(Dataset items)
[START]

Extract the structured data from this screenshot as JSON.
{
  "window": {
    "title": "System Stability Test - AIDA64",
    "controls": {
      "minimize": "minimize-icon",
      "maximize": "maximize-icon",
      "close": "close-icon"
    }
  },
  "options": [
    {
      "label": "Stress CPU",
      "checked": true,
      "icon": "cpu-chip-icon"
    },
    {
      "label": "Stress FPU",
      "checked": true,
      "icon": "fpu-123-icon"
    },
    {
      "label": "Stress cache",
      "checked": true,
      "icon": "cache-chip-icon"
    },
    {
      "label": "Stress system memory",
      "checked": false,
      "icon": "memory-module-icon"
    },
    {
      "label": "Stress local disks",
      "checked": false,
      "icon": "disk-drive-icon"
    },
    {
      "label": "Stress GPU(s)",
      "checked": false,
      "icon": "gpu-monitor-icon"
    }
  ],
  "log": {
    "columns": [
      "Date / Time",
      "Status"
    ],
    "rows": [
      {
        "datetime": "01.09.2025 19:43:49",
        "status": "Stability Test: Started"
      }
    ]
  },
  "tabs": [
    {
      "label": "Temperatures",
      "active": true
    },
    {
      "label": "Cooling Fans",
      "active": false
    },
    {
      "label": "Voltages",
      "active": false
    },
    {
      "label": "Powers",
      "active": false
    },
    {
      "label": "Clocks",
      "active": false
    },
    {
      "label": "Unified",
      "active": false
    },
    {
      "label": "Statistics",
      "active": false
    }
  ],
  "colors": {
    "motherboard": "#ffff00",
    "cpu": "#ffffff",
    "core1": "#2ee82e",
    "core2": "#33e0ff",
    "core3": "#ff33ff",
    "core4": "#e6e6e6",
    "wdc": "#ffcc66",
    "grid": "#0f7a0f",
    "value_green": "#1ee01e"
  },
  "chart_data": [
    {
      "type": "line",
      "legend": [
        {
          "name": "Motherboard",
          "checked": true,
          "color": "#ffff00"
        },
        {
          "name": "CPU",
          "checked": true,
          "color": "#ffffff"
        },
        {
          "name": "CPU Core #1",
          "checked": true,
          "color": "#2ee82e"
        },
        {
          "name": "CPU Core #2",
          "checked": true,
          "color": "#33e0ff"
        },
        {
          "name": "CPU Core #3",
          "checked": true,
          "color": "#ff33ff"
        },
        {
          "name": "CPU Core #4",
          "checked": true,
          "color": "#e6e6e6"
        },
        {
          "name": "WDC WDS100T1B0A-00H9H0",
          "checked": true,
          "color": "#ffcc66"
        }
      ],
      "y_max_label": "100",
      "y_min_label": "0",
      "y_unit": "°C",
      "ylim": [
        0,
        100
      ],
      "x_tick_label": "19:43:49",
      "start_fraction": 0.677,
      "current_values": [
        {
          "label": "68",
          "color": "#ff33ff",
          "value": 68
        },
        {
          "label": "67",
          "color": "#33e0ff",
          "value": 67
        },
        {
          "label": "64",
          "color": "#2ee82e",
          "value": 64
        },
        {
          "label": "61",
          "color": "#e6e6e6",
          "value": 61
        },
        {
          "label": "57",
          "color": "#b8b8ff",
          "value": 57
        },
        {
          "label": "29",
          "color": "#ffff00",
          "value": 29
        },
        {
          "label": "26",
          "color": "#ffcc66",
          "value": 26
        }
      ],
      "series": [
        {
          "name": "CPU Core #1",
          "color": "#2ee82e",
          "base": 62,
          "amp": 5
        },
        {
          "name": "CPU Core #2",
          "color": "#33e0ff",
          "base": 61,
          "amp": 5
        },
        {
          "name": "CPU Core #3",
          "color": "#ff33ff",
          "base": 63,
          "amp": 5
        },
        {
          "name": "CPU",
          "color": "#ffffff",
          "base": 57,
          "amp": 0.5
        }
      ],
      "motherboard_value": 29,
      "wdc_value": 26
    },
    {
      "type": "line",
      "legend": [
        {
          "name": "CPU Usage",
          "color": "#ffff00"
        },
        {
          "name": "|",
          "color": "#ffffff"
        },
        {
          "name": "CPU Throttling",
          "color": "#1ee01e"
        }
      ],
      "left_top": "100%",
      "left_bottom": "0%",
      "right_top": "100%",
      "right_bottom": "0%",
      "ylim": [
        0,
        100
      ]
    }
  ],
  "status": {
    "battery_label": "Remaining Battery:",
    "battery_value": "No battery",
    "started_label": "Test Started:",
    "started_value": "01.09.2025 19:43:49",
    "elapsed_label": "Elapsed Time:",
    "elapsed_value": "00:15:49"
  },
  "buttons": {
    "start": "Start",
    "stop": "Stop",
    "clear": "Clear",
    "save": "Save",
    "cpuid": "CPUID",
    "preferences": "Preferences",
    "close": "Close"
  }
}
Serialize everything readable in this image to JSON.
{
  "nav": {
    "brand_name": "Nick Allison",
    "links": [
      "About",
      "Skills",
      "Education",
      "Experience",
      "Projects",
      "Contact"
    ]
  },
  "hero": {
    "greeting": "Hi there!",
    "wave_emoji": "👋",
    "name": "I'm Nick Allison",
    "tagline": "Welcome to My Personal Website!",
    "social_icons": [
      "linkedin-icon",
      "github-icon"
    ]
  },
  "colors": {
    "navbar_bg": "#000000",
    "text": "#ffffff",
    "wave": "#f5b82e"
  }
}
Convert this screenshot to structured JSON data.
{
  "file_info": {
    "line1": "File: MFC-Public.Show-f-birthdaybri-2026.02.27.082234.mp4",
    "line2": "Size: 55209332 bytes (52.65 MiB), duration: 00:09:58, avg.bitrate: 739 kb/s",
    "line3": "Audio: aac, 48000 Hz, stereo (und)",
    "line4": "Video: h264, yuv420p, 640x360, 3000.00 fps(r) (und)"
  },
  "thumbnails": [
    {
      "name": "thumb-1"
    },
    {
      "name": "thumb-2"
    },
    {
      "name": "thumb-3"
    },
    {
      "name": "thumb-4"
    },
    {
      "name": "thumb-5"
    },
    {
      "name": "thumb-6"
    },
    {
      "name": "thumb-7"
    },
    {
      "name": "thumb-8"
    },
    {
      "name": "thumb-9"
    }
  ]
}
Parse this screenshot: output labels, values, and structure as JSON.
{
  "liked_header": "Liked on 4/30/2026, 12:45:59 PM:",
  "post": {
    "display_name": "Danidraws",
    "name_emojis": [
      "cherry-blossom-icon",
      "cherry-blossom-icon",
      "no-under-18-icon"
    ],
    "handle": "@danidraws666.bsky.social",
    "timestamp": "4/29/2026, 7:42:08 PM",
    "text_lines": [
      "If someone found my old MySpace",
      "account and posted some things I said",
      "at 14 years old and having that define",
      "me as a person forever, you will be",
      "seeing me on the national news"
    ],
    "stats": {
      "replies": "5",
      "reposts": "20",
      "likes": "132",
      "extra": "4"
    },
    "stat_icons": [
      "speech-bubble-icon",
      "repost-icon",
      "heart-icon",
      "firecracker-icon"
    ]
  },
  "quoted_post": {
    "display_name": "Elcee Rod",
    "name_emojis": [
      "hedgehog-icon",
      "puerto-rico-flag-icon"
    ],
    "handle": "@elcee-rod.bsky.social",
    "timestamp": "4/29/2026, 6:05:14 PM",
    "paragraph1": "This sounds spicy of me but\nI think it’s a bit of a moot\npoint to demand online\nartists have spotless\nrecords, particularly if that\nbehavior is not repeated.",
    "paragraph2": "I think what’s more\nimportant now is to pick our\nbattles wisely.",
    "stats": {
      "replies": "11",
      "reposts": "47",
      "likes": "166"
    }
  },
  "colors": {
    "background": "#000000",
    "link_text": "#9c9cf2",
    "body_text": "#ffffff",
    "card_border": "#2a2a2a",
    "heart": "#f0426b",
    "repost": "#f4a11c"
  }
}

[END]

** THE REQUEST **
Nothing may be left out: return each entry exactly as it reads.

** FINISHED EXERCISE **
Extract the structured data from this screenshot as JSON.
{
  "window": {
    "title": "System Stability Test - AIDA64",
    "controls": {
      "minimize": "minimize-icon",
      "maximize": "maximize-icon",
      "close": "close-icon"
    }
  },
  "options": [
    {
      "label": "Stress CPU",
      "checked": true,
      "icon": "cpu-chip-icon"
    },
    {
      "label": "Stress FPU",
      "checked": true,
      "icon": "fpu-123-icon"
    },
    {
      "label": "Stress cache",
      "checked": true,
      "icon": "cache-chip-icon"
    },
    {
      "label": "Stress system memory",
      "checked": false,
      "icon": "memory-module-icon"
    },
    {
      "label": "Stress local disks",
      "checked": false,
      "icon": "disk-drive-icon"
    },
    {
      "label": "Stress GPU(s)",
      "checked": false,
      "icon": "gpu-monitor-icon"
    }
  ],
  "log": {
    "columns": [
      "Date / Time",
      "Status"
    ],
    "rows": [
      {
        "datetime": "01.09.2025 19:43:49",
        "status": "Stability Test: Started"
      }
    ]
  },
  "tabs": [
    {
      "label": "Temperatures",
      "active": true
    },
    {
      "label": "Cooling Fans",
      "active": false
    },
    {
      "label": "Voltages",
      "active": false
    },
    {
      "label": "Powers",
      "active": false
    },
    {
      "label": "Clocks",
      "active": false
    },
    {
      "label": "Unified",
      "active": false
    },
    {
      "label": "Statistics",
      "active": false
    }
  ],
  "colors": {
    "motherboard": "#ffff00",
    "cpu": "#ffffff",
    "core1": "#2ee82e",
    "core2": "#33e0ff",
    "core3": "#ff33ff",
    "core4": "#e6e6e6",
    "wdc": "#ffcc66",
    "grid": "#0f7a0f",
    "value_green": "#1ee01e"
  },
  "chart_data": [
    {
      "type": "line",
      "legend": [
        {
          "name": "Motherboard",
          "checked": true,
          "color": "#ffff00"
        },
        {
          "name": "CPU",
          "checked": true,
          "color": "#ffffff"
        },
        {
          "name": "CPU Core #1",
          "checked": true,
          "color": "#2ee82e"
        },
        {
          "name": "CPU Core #2",
          "checked": true,
          "color": "#33e0ff"
        },
        {
          "name": "CPU Core #3",
          "checked": true,
          "color": "#ff33ff"
        },
        {
          "name": "CPU Core #4",
          "checked": true,
          "color": "#e6e6e6"
        },
        {
          "name": "WDC WDS100T1B0A-00H9H0",
          "checked": true,
          "color": "#ffcc66"
        }
      ],
      "y_max_label": "100",
      "y_min_label": "0",
      "y_unit": "°C",
      "ylim": [
        0,
        100
      ],
      "x_tick_label": "19:43:49",
      "start_fraction": 0.677,
      "current_values": [
        {
          "label": "68",
          "color": "#ff33ff",
          "value": 68
        },
        {
          "label": "67",
          "color": "#33e0ff",
          "value": 67
        },
        {
          "label": "64",
          "color": "#2ee82e",
          "value": 64
        },
        {
          "label": "61",
          "color": "#e6e6e6",
          "value": 61
        },
        {
          "label": "57",
          "color": "#b8b8ff",
          "value": 57
        },
        {
          "label": "29",
          "color": "#ffff00",
          "value": 29
        },
        {
          "label": "26",
          "color": "#ffcc66",
          "value": 26
        }
      ],
      "series": [
        {
          "name": "CPU Core #1",
          "color": "#2ee82e",
          "base": 62,
          "amp": 5
        },
        {
          "name": "CPU Core #2",
          "color": "#33e0ff",
          "base": 61,
          "amp": 5
        },
        {
          "name": "CPU Core #3",
          "color": "#ff33ff",
          "base": 63,
          "amp": 5
        },
        {
          "name": "CPU",
          "color": "#ffffff",
          "base": 57,
          "amp": 0.5
        }
      ],
      "motherboard_value": 29,
      "wdc_value": 26
    },
    {
      "type": "line",
      "legend": [
        {
          "name": "CPU Usage",
          "color": "#ffff00"
        },
        {
          "name": "|",
          "color": "#ffffff"
        },
        {
          "name": "CPU Throttling",
          "color": "#1ee01e"
        }
      ],
      "left_top": "100%",
      "left_bottom": "0%",
      "right_top": "100%",
      "right_bottom": "0%",
      "ylim": [
        0,
        100
      ]
    }
  ],
  "status": {
    "battery_label": "Remaining Battery:",
    "battery_value": "No battery",
    "started_label": "Test Started:",
    "started_value": "01.09.2025 19:43:49",
    "elapsed_label": "Elapsed Time:",
    "elapsed_value": "00:15:49"
  },
  "buttons": {
    "start": "Start",
    "stop": "Stop",
    "clear": "Clear",
    "save": "Save",
    "cpuid": "CPUID",
    "preferences": "Preferences",
    "close": "Close"
  }
}
Serialize everything readable in this image to JSON.
{
  "nav": {
    "brand_name": "Nick Allison",
    "links": [
      "About",
      "Skills",
      "Education",
      "Experience",
      "Projects",
      "Contact"
    ]
  },
  "hero": {
    "greeting": "Hi there!",
    "wave_emoji": "👋",
    "name": "I'm Nick Allison",
    "tagline": "Welcome to My Personal Website!",
    "social_icons": [
      "linkedin-icon",
      "github-icon"
    ]
  },
  "colors": {
    "navbar_bg": "#000000",
    "text": "#ffffff",
    "wave": "#f5b82e"
  }
}
Convert this screenshot to structured JSON data.
{
  "file_info": {
    "line1": "File: MFC-Public.Show-f-birthdaybri-2026.02.27.082234.mp4",
    "line2": "Size: 55209332 bytes (52.65 MiB), duration: 00:09:58, avg.bitrate: 739 kb/s",
    "line3": "Audio: aac, 48000 Hz, stereo (und)",
    "line4": "Video: h264, yuv420p, 640x360, 3000.00 fps(r) (und)"
  },
  "thumbnails": [
    {
      "name": "thumb-1"
    },
    {
      "name": "thumb-2"
    },
    {
      "name": "thumb-3"
    },
    {
      "name": "thumb-4"
    },
    {
      "name": "thumb-5"
    },
    {
      "name": "thumb-6"
    },
    {
      "name": "thumb-7"
    },
    {
      "name": "thumb-8"
    },
    {
      "name": "thumb-9"
    }
  ]
}
Parse this screenshot: output labels, values, and structure as JSON.
{
  "liked_header": "Liked on 4/30/2026, 12:45:59 PM:",
  "post": {
    "display_name": "Danidraws",
    "name_emojis": [
      "cherry-blossom-icon",
      "cherry-blossom-icon",
      "no-under-18-icon"
    ],
    "handle": "@danidraws666.bsky.social",
    "timestamp": "4/29/2026, 7:42:08 PM",
    "text_lines": [
      "If someone found my old MySpace",
      "account and posted some things I said",
      "at 14 years old and having that define",
      "me as a person forever, you will be",
      "seeing me on the national news"
    ],
    "stats": {
      "replies": "5",
      "reposts": "20",
      "likes": "132",
      "extra": "4"
    },
    "stat_icons": [
      "speech-bubble-icon",
      "repost-icon",
      "heart-icon",
      "firecracker-icon"
    ]
  },
  "quoted_post": {
    "display_name": "Elcee Rod",
    "name_emojis": [
      "hedgehog-icon",
      "puerto-rico-flag-icon"
    ],
    "handle": "@elcee-rod.bsky.social",
    "timestamp": "4/29/2026, 6:05:14 PM",
    "paragraph1": "This sounds spicy of me but\nI think it’s a bit of a moot\npoint to demand online\nartists have spotless\nrecords, particularly if that\nbehavior is not repeated.",
    "paragraph2": "I think what’s more\nimportant now is to pick our\nbattles wisely.",
    "stats": {
      "replies": "11",
      "reposts": "47",
      "likes": "166"
    }
  },
  "colors": {
    "background": "#000000",
    "link_text": "#9c9cf2",
    "body_text": "#ffffff",
    "card_border": "#2a2a2a",
    "heart": "#f0426b",
    "repost": "#f4a11c"
  }
}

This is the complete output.